* [Consigne donnée A]: D'après l'extrait sur le statut IPG de la presse, combien de questions juridiques ce statut soulève-t-il au moins ?
* [Consigne donnée B]: Recopiez l'extrait sur le statut IPG de la presse depuis « Particulier à la » jusqu'à « de la pensée. » inclus.
* [Consigne donnée C]: Poursuivez l'extrait sur le statut IPG de la presse à partir de l'endroit où il s'arrête.

* [Extrait source]:
-=-=-=-=-
Presse d’information politique et générale : le fragile statut IPG soulève des questions juridiques

Particulier à la France, le statut dit « IPG » – assez fragile – divise la presse et amène l’Etat à aider plus certains journaux que d’autres, imprimés et/ou en ligne. Ce statut, aux frontières floues, soulève au moins trois questions juridiques, tant au niveau national qu’européen.

Par Emmanuelle Mignon*, avocate associée, August Debouzy

Considérée comme une condition nécessaire à l’exercice des autres libertés (1) et au bon fonctionnement de la démocratie, la liberté d’expression et de communication justifie, depuis longtemps et dans presque tous les pays occidentaux, l’existence d’aides étatiques aux médias, et plus particulièrement à la presse écrite qui a été pionnière dans la conquête de la liberté par la diffusion de la pensée.

Aides d’Etat à la presse : avantage à l’« IPG »
Le régime français, lui, se caractérise par une addition de dispositifs qui, comme souvent, se superposent sans jamais que la création d’une aide nouvelle ne soit accompagnée de la disparition d’une aide existante. La raison en est politique, mais pas seulement. Les objectifs des aides à la presse écrite sont en effet multiples, depuis l’encouragement au lectorat jeune jusqu’à la préservation de l’emploi local, en passant par le pluralisme ou l’aide à la transition numérique.
-=-=-=-=-
* [Données enregistrées]:

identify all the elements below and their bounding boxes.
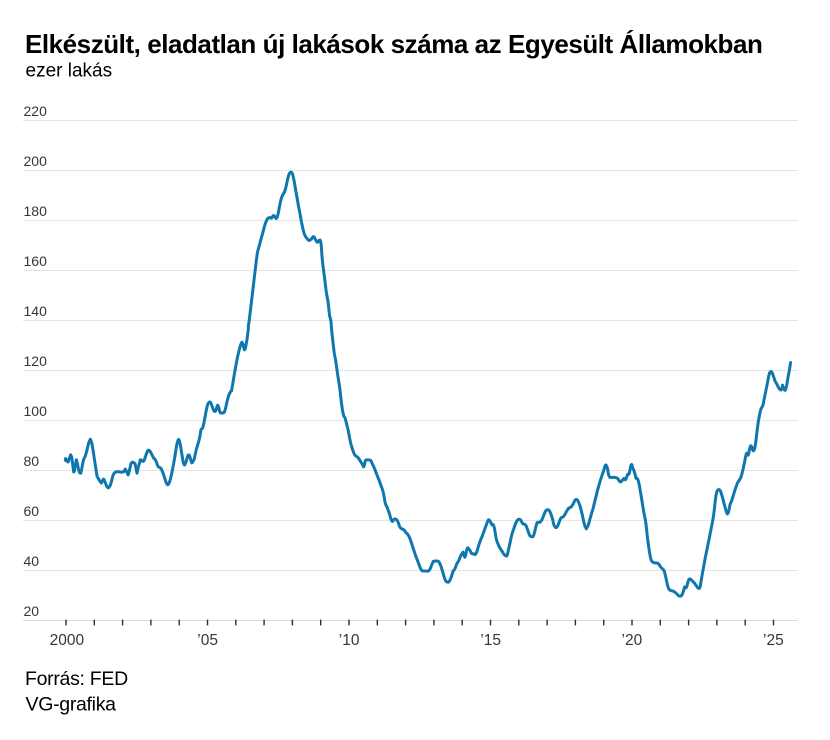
-=-=-=-=-
* [Résultat final A]: Au moins trois questions juridiques, tant au niveau national qu'européen.

* [Résultat final B]:
Particulier à la France, le statut dit « IPG » – assez fragile – divise la presse et amène l’Etat à aider plus certains journaux que d’autres, imprimés et/ou en ligne. Ce statut, aux frontières floues, soulève au moins trois questions juridiques, tant au niveau national qu’européen.

Par Emmanuelle Mignon*, avocate associée, August Debouzy

Considérée comme une condition nécessaire à l’exercice des autres libertés (1) et au bon fonctionnement de la démocratie, la liberté d’expression et de communication justifie, depuis longtemps et dans presque tous les pays occidentaux, l’existence d’aides étatiques aux médias, et plus particulièrement à la presse écrite qui a été pionnière dans la conquête de la liberté par la diffusion de la pensée.

* [Résultat final C]:
Cette superposition entraîne des effets d’aubaine et de seuils, ainsi que de frottements anticoncurrentiels entre les différentes familles de presse, que les textes successifs s’efforcent de corriger au prix d’une complexification croissante du système. Selon la Commission paritaire des publications et agences de presse (CPPAP), qui délivre le numéro d’inscription permettant à une publication d’accéder au régime économique général de la presse (2), près de 7.000 publications bénéficient actuellement de ce dispositif (3), dont 50 % correspondent à des titres de la presse « éditeur » (4). Depuis 2009, les services de presse en ligne (SPEL) – aujourd’hui au nombre de 1.200 (pendants de journaux imprimés ou pure players) – ont eu progressivement accès eux aussi aux aides, en particulier au taux super réduit de TVA (2,10 % depuis 2014).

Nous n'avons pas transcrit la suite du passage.